ASSIGNED TASK 1
Duplicate the passage on hotel food waste from "On a global" up to and including "US and China.".
ASSIGNED TASK 2
Answer these questions about the passage on hotel food waste:
(a) According to the Food and Agriculture Organization of the United Nations, roughly what share of all food produced for human consumption goes to waste?
(b) If food waste were a country, where would it rank as a producer of carbon emissions?
(c) What fruit's rinds do the hotels upcycle?
ASSIGNED TASK 3
Write the next part of the passage on hotel food waste, picking up after its last sentence.

SOURCE DOCUMENT
==========
Hotels have always been obsessed about food.
After all, the hallmark of a good hotel is often the presence of
iconic restaurants or lavish banquets that symbolise their commitment to
guest satisfaction. However, this gastronomic focus has also led to a
staggering amount of waste.
On a global scale, approximately one-third of all food produced for
human consumption goes to waste, with wealthier countries contributing
even more to this alarming statistic, according to the Food and
Agriculture Organization of the United Nations. If food waste was a
country, it would rank as the third-biggest producer of carbon emissions
in the world, after the US and China.
Fortunately, a wave of conscientious hotels across Asia are
redefining their food obsession in another way – by curbing their
appetite for excesses and tackling waste head-on.
From installing on-site food digestors to organic fertiliser to
upcycling watermelon rinds, these hotels are becoming more serious and
creative in their endeavours to eliminate food waste in cool ways.
==========
INFORMATION PROVIDED
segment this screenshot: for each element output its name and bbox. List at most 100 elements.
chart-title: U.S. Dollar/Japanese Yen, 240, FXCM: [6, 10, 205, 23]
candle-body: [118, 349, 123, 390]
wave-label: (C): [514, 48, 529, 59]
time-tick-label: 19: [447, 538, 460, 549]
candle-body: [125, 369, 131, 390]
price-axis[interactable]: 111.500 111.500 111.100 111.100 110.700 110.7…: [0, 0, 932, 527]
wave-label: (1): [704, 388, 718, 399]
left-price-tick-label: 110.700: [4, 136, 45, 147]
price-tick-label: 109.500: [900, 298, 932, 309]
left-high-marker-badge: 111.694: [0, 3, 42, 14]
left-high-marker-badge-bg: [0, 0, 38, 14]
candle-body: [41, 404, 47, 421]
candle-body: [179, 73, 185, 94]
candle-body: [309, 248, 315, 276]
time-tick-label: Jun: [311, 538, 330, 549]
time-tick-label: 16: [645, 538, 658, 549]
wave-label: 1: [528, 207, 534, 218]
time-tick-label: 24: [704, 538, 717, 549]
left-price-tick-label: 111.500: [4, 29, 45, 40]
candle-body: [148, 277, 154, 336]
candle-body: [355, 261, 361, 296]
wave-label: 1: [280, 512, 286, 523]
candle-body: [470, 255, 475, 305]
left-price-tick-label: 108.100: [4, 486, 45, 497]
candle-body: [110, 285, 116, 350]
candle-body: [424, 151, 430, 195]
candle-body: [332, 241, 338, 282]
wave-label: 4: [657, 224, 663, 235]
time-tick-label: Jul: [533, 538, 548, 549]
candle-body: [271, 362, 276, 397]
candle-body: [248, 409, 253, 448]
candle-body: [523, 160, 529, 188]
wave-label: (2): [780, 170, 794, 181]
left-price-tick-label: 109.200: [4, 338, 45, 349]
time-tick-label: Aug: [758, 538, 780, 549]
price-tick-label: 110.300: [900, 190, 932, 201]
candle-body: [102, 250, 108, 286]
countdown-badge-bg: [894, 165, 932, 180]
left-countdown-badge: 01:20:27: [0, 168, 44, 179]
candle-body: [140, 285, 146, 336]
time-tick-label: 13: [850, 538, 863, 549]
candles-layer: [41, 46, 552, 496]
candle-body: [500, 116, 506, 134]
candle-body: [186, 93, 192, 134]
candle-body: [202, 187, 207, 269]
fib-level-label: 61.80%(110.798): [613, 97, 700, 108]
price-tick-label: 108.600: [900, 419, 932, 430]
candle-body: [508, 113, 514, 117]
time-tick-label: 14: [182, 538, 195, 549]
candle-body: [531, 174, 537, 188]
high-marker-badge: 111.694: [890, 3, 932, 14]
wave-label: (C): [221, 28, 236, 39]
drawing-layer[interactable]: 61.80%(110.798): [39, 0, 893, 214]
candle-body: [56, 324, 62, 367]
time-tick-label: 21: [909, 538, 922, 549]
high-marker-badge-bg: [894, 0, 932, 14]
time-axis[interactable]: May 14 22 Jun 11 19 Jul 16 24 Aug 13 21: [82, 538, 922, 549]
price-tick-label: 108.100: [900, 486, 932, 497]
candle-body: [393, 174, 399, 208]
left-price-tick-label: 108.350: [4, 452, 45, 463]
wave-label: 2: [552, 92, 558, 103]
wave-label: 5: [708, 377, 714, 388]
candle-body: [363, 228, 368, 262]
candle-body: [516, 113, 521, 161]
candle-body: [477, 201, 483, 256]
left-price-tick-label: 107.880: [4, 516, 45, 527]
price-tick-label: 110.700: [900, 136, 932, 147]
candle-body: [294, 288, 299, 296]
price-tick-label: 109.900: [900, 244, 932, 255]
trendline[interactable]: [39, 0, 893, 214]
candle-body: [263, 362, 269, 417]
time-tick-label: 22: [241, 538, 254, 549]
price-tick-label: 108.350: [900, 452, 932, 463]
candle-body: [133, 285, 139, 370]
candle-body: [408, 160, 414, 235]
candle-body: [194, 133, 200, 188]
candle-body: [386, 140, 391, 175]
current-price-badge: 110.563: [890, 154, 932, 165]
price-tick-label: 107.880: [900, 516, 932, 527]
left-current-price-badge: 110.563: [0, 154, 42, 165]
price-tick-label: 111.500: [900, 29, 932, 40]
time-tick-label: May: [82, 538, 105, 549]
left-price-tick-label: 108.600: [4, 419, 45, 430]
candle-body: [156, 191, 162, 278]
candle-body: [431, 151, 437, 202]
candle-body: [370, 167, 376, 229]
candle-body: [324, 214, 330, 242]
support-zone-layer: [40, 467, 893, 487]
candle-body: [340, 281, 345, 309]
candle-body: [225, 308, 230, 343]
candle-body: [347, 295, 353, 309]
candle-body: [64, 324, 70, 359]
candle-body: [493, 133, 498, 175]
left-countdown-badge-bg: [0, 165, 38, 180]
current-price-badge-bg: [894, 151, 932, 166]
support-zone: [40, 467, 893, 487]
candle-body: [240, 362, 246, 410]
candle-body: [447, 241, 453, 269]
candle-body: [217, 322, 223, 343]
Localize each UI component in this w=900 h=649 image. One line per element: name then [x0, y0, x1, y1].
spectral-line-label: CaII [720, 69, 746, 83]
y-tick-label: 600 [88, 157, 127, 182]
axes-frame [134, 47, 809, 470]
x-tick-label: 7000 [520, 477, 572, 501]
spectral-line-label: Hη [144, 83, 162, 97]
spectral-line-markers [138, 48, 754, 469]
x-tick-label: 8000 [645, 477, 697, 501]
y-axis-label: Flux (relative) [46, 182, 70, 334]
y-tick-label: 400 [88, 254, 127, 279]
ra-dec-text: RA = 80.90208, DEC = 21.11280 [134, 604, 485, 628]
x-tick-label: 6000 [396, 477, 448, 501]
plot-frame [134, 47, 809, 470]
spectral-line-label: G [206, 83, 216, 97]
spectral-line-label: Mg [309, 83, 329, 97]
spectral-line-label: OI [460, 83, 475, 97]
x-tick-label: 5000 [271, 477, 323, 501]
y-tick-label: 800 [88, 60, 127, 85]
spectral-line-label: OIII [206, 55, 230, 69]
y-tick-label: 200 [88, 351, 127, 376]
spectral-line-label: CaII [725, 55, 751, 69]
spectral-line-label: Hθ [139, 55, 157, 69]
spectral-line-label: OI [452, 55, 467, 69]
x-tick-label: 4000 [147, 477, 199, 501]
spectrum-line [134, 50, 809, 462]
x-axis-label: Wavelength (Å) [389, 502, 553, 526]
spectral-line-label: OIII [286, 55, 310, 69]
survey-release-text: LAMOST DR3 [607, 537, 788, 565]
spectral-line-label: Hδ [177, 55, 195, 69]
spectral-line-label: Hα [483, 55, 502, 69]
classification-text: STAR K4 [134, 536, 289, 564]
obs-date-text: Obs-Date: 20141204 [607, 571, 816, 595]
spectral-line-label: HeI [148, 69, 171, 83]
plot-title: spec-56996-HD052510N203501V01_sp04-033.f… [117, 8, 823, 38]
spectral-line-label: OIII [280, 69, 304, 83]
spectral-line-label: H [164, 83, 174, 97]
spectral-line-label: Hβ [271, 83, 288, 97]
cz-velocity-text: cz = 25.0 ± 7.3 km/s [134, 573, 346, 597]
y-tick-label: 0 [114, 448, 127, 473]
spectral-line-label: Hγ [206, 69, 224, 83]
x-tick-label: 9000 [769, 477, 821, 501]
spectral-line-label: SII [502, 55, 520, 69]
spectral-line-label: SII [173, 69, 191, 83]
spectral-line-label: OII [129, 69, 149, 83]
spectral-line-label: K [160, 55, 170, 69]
==========
WRITTEN ANSWER 1
On a global scale, approximately one-third of all food produced for
human consumption goes to waste, with wealthier countries contributing
even more to this alarming statistic, according to the Food and
Agriculture Organization of the United Nations. If food waste was a
country, it would rank as the third-biggest producer of carbon emissions
in the world, after the US and China.

WRITTEN ANSWER 2
(a) Approximately one-third.
(b) Third-biggest in the world, after the US and China.
(c) Watermelon.

WRITTEN ANSWER 3
Advocates against food waste: Greenview’s Eric Ricaurte, Parkroyal Collection Marina Bay’s Melvin Lim, The Athenee Hotel’s Choo Leng Goh.
You are what you measure
Eric Ricaurte, Founder of Greenview, a consultancy specialising in
sustainability programmes for the hospitality sector, underscores the
importance of measurement in improvement.
As hotels adopt sustainable practices, he observes that the areas of
food procurement, waste reduction and planning have emerged as pivotal
battlegrounds for conscientious properties looking to move the
sustainability needle beyond single-use plastics and recycling
Parkroyal Collection Marina Bay stands as an example, which is dubbed
a ‘garden in a hotel’ with its double-glazed glass skylight and an
indoor sky-lit atrium home to over 2,400 plants. Thanks to its 210
rooftop solar panels that generate over 350kwh of renewable energy per
day, which powers the hotel’s 13 lifts and emergency lightings, the
583-room hotel has curtailed its overall electrical usage by 1.4%.
We plan our menus months in advance in order to be able to identify and anticipate future food waste, and from there, we create new dishes making use of this food waste.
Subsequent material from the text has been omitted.